═══ Data extract

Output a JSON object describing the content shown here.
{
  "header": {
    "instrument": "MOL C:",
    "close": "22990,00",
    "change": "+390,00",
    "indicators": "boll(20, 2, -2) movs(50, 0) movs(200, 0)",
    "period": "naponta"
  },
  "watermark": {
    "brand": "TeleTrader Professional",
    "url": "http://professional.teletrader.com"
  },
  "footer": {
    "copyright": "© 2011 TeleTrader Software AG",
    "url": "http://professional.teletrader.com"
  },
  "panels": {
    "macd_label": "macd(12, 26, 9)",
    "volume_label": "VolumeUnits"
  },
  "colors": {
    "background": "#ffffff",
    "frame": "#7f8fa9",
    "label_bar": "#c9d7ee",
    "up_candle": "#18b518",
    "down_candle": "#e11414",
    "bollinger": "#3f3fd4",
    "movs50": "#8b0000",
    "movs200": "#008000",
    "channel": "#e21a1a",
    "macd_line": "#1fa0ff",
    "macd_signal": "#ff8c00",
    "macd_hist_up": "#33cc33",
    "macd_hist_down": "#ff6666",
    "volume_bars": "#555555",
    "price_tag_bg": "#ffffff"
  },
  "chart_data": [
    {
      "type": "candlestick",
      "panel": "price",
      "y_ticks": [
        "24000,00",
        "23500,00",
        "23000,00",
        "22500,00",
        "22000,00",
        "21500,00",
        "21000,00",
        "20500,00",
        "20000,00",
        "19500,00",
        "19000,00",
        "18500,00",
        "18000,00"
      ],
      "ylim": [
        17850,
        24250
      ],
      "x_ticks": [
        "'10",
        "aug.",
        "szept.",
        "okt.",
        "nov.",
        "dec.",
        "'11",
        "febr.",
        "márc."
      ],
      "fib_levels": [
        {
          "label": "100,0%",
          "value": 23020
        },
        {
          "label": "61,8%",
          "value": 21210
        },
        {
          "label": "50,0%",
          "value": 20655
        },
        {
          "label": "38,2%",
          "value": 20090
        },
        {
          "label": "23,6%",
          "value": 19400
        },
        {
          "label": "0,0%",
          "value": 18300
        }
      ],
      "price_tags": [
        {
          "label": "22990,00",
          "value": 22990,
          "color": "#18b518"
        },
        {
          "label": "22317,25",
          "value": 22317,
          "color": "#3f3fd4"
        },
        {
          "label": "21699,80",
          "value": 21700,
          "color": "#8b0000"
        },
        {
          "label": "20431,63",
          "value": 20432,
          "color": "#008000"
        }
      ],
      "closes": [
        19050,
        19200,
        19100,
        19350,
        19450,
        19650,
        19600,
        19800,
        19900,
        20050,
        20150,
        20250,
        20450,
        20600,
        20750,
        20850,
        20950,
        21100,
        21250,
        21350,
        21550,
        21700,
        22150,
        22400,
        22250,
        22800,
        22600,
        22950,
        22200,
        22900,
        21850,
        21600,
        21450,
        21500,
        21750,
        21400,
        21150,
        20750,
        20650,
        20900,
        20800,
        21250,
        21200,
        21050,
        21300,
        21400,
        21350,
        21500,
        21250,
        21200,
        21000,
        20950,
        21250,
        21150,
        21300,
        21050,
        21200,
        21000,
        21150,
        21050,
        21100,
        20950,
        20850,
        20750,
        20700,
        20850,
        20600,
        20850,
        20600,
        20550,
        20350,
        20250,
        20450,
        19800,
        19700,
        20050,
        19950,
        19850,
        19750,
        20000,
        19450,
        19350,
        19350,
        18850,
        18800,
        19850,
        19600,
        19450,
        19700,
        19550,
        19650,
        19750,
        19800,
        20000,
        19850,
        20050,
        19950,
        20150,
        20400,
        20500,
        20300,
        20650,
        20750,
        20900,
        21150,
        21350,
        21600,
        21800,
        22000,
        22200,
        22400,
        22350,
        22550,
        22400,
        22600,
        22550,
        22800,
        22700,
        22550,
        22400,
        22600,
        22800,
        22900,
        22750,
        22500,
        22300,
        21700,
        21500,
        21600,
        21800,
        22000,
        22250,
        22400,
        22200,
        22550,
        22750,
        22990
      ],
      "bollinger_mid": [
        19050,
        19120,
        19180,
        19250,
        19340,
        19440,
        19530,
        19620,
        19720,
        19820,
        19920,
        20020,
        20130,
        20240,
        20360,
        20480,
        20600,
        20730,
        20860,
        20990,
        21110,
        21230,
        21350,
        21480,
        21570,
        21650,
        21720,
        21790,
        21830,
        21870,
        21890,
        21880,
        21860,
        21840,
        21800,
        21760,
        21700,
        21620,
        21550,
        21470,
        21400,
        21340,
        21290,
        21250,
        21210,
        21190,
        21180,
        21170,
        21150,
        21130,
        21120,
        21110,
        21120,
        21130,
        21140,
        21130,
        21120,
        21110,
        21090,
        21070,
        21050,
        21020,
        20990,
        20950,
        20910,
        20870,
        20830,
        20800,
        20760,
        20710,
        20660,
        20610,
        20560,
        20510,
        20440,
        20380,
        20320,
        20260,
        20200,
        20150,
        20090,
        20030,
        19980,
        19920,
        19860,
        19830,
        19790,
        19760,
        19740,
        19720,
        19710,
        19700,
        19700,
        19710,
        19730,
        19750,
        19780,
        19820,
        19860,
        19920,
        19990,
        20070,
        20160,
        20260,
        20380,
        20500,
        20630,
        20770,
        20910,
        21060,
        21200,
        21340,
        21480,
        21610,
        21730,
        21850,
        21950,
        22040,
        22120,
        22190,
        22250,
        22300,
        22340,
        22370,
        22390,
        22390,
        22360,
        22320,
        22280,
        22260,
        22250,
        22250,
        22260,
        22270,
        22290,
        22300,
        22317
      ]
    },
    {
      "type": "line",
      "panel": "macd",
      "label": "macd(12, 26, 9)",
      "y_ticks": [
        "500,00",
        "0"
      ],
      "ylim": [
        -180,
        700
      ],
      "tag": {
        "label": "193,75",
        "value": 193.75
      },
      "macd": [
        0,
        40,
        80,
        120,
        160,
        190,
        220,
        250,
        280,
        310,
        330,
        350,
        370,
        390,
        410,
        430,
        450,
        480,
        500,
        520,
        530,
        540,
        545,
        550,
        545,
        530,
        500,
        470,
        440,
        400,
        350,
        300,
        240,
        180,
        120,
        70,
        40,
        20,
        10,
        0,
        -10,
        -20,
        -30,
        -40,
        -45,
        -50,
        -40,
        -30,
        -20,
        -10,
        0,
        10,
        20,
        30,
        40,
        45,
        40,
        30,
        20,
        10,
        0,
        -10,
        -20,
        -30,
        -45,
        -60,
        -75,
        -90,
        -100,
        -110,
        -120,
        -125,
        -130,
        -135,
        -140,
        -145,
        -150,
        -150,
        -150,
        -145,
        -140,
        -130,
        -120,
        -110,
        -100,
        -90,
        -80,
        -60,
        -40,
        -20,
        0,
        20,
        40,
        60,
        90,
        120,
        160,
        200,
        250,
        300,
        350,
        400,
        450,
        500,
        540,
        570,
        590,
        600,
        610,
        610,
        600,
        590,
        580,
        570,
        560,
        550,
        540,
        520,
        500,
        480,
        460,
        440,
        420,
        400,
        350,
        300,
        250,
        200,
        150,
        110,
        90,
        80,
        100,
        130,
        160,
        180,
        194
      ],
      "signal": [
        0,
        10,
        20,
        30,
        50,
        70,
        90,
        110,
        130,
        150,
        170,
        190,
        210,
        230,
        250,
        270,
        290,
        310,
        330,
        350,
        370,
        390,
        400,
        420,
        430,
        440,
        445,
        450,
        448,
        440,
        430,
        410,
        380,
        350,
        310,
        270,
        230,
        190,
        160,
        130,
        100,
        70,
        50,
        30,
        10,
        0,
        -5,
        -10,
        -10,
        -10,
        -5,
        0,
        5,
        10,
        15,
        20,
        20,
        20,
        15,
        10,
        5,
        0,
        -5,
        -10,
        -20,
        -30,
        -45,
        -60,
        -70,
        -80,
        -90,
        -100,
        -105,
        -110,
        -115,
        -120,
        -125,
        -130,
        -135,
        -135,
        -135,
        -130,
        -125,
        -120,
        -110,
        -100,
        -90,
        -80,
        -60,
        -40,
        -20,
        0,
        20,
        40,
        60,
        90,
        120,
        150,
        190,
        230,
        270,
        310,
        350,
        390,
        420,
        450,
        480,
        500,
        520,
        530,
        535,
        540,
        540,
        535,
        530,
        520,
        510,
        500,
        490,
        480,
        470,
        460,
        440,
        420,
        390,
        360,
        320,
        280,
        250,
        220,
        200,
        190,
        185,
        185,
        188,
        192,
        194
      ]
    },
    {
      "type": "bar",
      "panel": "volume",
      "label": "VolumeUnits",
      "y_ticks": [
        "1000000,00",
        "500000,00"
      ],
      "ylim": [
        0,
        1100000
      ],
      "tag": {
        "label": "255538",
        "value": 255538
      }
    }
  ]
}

══════

Go through the listing above and locate each line that holds the word "ffffff". Copy those lines.

(Finished exercise)
    "background": "#ffffff",
    "price_tag_bg": "#ffffff"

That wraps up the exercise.